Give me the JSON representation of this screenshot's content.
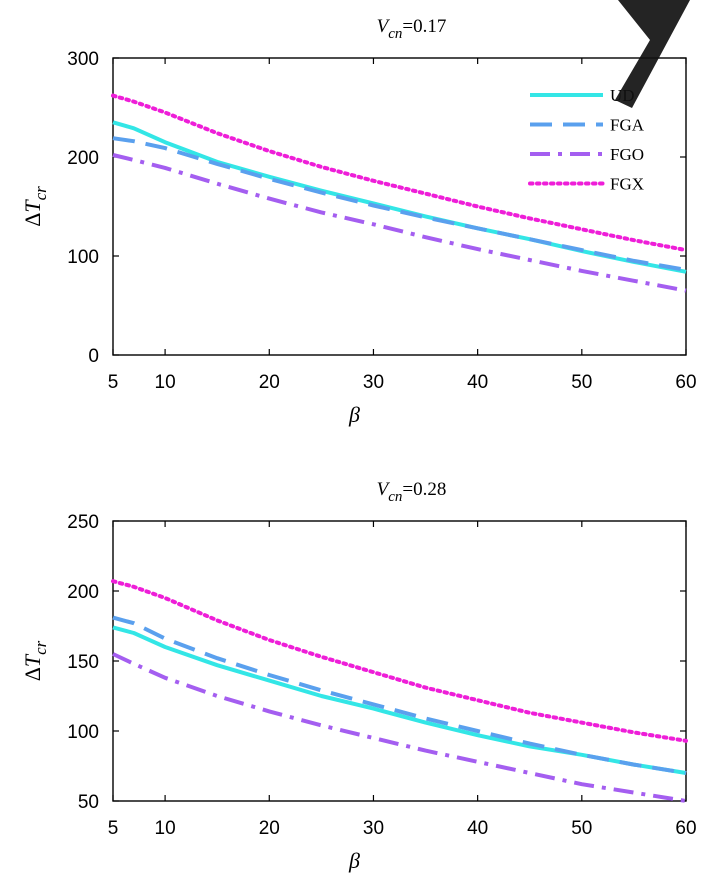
{
  "chart_data": [
    {
      "type": "line",
      "title": {
        "sym": "V",
        "sub": "cn",
        "rest": "=0.17"
      },
      "xlabel": "β",
      "ylabel": {
        "main": "ΔT",
        "sub": "cr"
      },
      "xlim": [
        5,
        60
      ],
      "ylim": [
        0,
        300
      ],
      "xticks": [
        5,
        10,
        20,
        30,
        40,
        50,
        60
      ],
      "yticks": [
        0,
        100,
        200,
        300
      ],
      "grid": false,
      "legend": "top-right",
      "series": [
        {
          "name": "UD",
          "color": "#33e6e6",
          "style": "solid",
          "x": [
            5,
            7,
            10,
            15,
            20,
            25,
            30,
            35,
            40,
            45,
            50,
            55,
            60
          ],
          "y": [
            235,
            229,
            215,
            195,
            180,
            166,
            153,
            140,
            128,
            117,
            105,
            94,
            84
          ]
        },
        {
          "name": "FGA",
          "color": "#5aa0ee",
          "style": "dashed",
          "x": [
            5,
            7,
            10,
            15,
            20,
            25,
            30,
            35,
            40,
            45,
            50,
            55,
            60
          ],
          "y": [
            219,
            216,
            209,
            193,
            178,
            164,
            151,
            139,
            128,
            117,
            106,
            95,
            86
          ]
        },
        {
          "name": "FGO",
          "color": "#a45ef0",
          "style": "dashdot",
          "x": [
            5,
            7,
            10,
            15,
            20,
            25,
            30,
            35,
            40,
            45,
            50,
            55,
            60
          ],
          "y": [
            202,
            197,
            189,
            173,
            158,
            144,
            132,
            119,
            107,
            96,
            85,
            75,
            65
          ]
        },
        {
          "name": "FGX",
          "color": "#ee1ed8",
          "style": "dotted",
          "x": [
            5,
            7,
            10,
            15,
            20,
            25,
            30,
            35,
            40,
            45,
            50,
            55,
            60
          ],
          "y": [
            262,
            256,
            245,
            224,
            206,
            190,
            176,
            163,
            150,
            138,
            127,
            116,
            106
          ]
        }
      ]
    },
    {
      "type": "line",
      "title": {
        "sym": "V",
        "sub": "cn",
        "rest": "=0.28"
      },
      "xlabel": "β",
      "ylabel": {
        "main": "ΔT",
        "sub": "cr"
      },
      "xlim": [
        5,
        60
      ],
      "ylim": [
        50,
        250
      ],
      "xticks": [
        5,
        10,
        20,
        30,
        40,
        50,
        60
      ],
      "yticks": [
        50,
        100,
        150,
        200,
        250
      ],
      "grid": false,
      "legend": "none",
      "series": [
        {
          "name": "UD",
          "color": "#33e6e6",
          "style": "solid",
          "x": [
            5,
            7,
            10,
            15,
            20,
            25,
            30,
            35,
            40,
            45,
            50,
            55,
            60
          ],
          "y": [
            174,
            170,
            160,
            147,
            136,
            125,
            116,
            106,
            97,
            89,
            83,
            76,
            70
          ]
        },
        {
          "name": "FGA",
          "color": "#5aa0ee",
          "style": "dashed",
          "x": [
            5,
            7,
            10,
            15,
            20,
            25,
            30,
            35,
            40,
            45,
            50,
            55,
            60
          ],
          "y": [
            181,
            177,
            166,
            152,
            140,
            129,
            119,
            109,
            100,
            91,
            83,
            76,
            70
          ]
        },
        {
          "name": "FGO",
          "color": "#a45ef0",
          "style": "dashdot",
          "x": [
            5,
            7,
            10,
            15,
            20,
            25,
            30,
            35,
            40,
            45,
            50,
            55,
            60
          ],
          "y": [
            155,
            148,
            138,
            125,
            114,
            104,
            95,
            86,
            78,
            70,
            62,
            56,
            50
          ]
        },
        {
          "name": "FGX",
          "color": "#ee1ed8",
          "style": "dotted",
          "x": [
            5,
            7,
            10,
            15,
            20,
            25,
            30,
            35,
            40,
            45,
            50,
            55,
            60
          ],
          "y": [
            207,
            203,
            195,
            179,
            165,
            153,
            142,
            131,
            122,
            113,
            106,
            99,
            93
          ]
        }
      ]
    }
  ]
}
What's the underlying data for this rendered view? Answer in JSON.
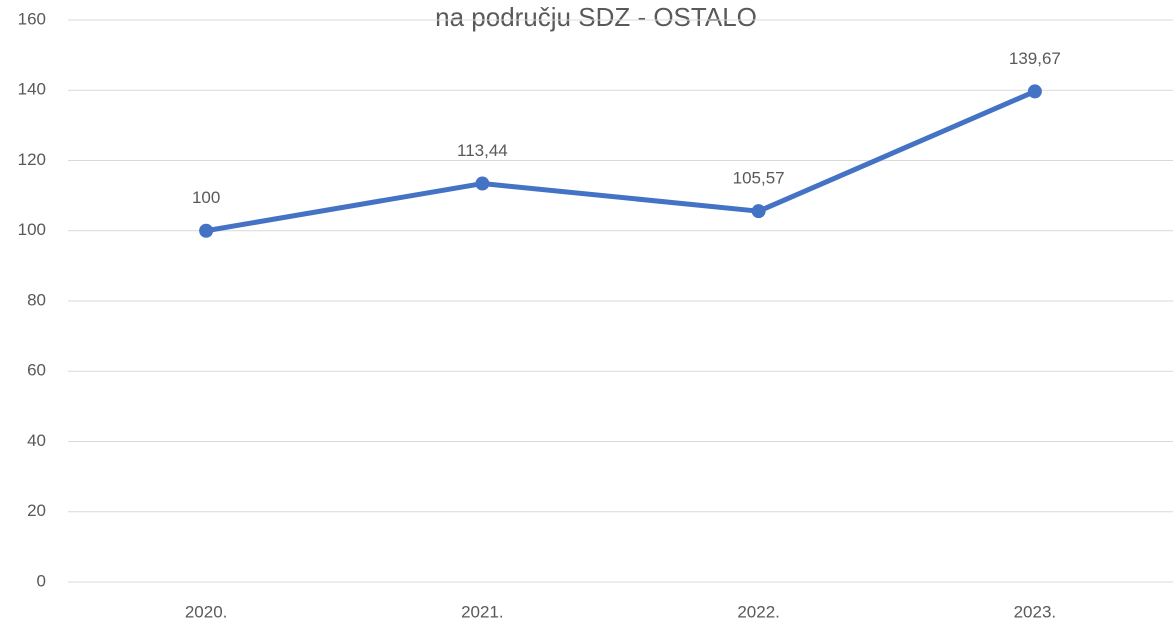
=-=-=
Transcribe every record above exactly, leaving out the pictures.

Give me the JSON representation of this screenshot's content.
{
  "chart_data": [
    {
      "type": "line",
      "title": {
        "sym": "V",
        "sub": "cn",
        "rest": "=0.17"
      },
      "xlabel": "β",
      "ylabel": {
        "main": "ΔT",
        "sub": "cr"
      },
      "xlim": [
        5,
        60
      ],
      "ylim": [
        0,
        300
      ],
      "xticks": [
        5,
        10,
        20,
        30,
        40,
        50,
        60
      ],
      "yticks": [
        0,
        100,
        200,
        300
      ],
      "grid": false,
      "legend": "top-right",
      "series": [
        {
          "name": "UD",
          "color": "#33e6e6",
          "style": "solid",
          "x": [
            5,
            7,
            10,
            15,
            20,
            25,
            30,
            35,
            40,
            45,
            50,
            55,
            60
          ],
          "y": [
            235,
            229,
            215,
            195,
            180,
            166,
            153,
            140,
            128,
            117,
            105,
            94,
            84
          ]
        },
        {
          "name": "FGA",
          "color": "#5aa0ee",
          "style": "dashed",
          "x": [
            5,
            7,
            10,
            15,
            20,
            25,
            30,
            35,
            40,
            45,
            50,
            55,
            60
          ],
          "y": [
            219,
            216,
            209,
            193,
            178,
            164,
            151,
            139,
            128,
            117,
            106,
            95,
            86
          ]
        },
        {
          "name": "FGO",
          "color": "#a45ef0",
          "style": "dashdot",
          "x": [
            5,
            7,
            10,
            15,
            20,
            25,
            30,
            35,
            40,
            45,
            50,
            55,
            60
          ],
          "y": [
            202,
            197,
            189,
            173,
            158,
            144,
            132,
            119,
            107,
            96,
            85,
            75,
            65
          ]
        },
        {
          "name": "FGX",
          "color": "#ee1ed8",
          "style": "dotted",
          "x": [
            5,
            7,
            10,
            15,
            20,
            25,
            30,
            35,
            40,
            45,
            50,
            55,
            60
          ],
          "y": [
            262,
            256,
            245,
            224,
            206,
            190,
            176,
            163,
            150,
            138,
            127,
            116,
            106
          ]
        }
      ]
    },
    {
      "type": "line",
      "title": {
        "sym": "V",
        "sub": "cn",
        "rest": "=0.28"
      },
      "xlabel": "β",
      "ylabel": {
        "main": "ΔT",
        "sub": "cr"
      },
      "xlim": [
        5,
        60
      ],
      "ylim": [
        50,
        250
      ],
      "xticks": [
        5,
        10,
        20,
        30,
        40,
        50,
        60
      ],
      "yticks": [
        50,
        100,
        150,
        200,
        250
      ],
      "grid": false,
      "legend": "none",
      "series": [
        {
          "name": "UD",
          "color": "#33e6e6",
          "style": "solid",
          "x": [
            5,
            7,
            10,
            15,
            20,
            25,
            30,
            35,
            40,
            45,
            50,
            55,
            60
          ],
          "y": [
            174,
            170,
            160,
            147,
            136,
            125,
            116,
            106,
            97,
            89,
            83,
            76,
            70
          ]
        },
        {
          "name": "FGA",
          "color": "#5aa0ee",
          "style": "dashed",
          "x": [
            5,
            7,
            10,
            15,
            20,
            25,
            30,
            35,
            40,
            45,
            50,
            55,
            60
          ],
          "y": [
            181,
            177,
            166,
            152,
            140,
            129,
            119,
            109,
            100,
            91,
            83,
            76,
            70
          ]
        },
        {
          "name": "FGO",
          "color": "#a45ef0",
          "style": "dashdot",
          "x": [
            5,
            7,
            10,
            15,
            20,
            25,
            30,
            35,
            40,
            45,
            50,
            55,
            60
          ],
          "y": [
            155,
            148,
            138,
            125,
            114,
            104,
            95,
            86,
            78,
            70,
            62,
            56,
            50
          ]
        },
        {
          "name": "FGX",
          "color": "#ee1ed8",
          "style": "dotted",
          "x": [
            5,
            7,
            10,
            15,
            20,
            25,
            30,
            35,
            40,
            45,
            50,
            55,
            60
          ],
          "y": [
            207,
            203,
            195,
            179,
            165,
            153,
            142,
            131,
            122,
            113,
            106,
            99,
            93
          ]
        }
      ]
    }
  ]
}
What's the underlying data for this rendered view? Answer in JSON.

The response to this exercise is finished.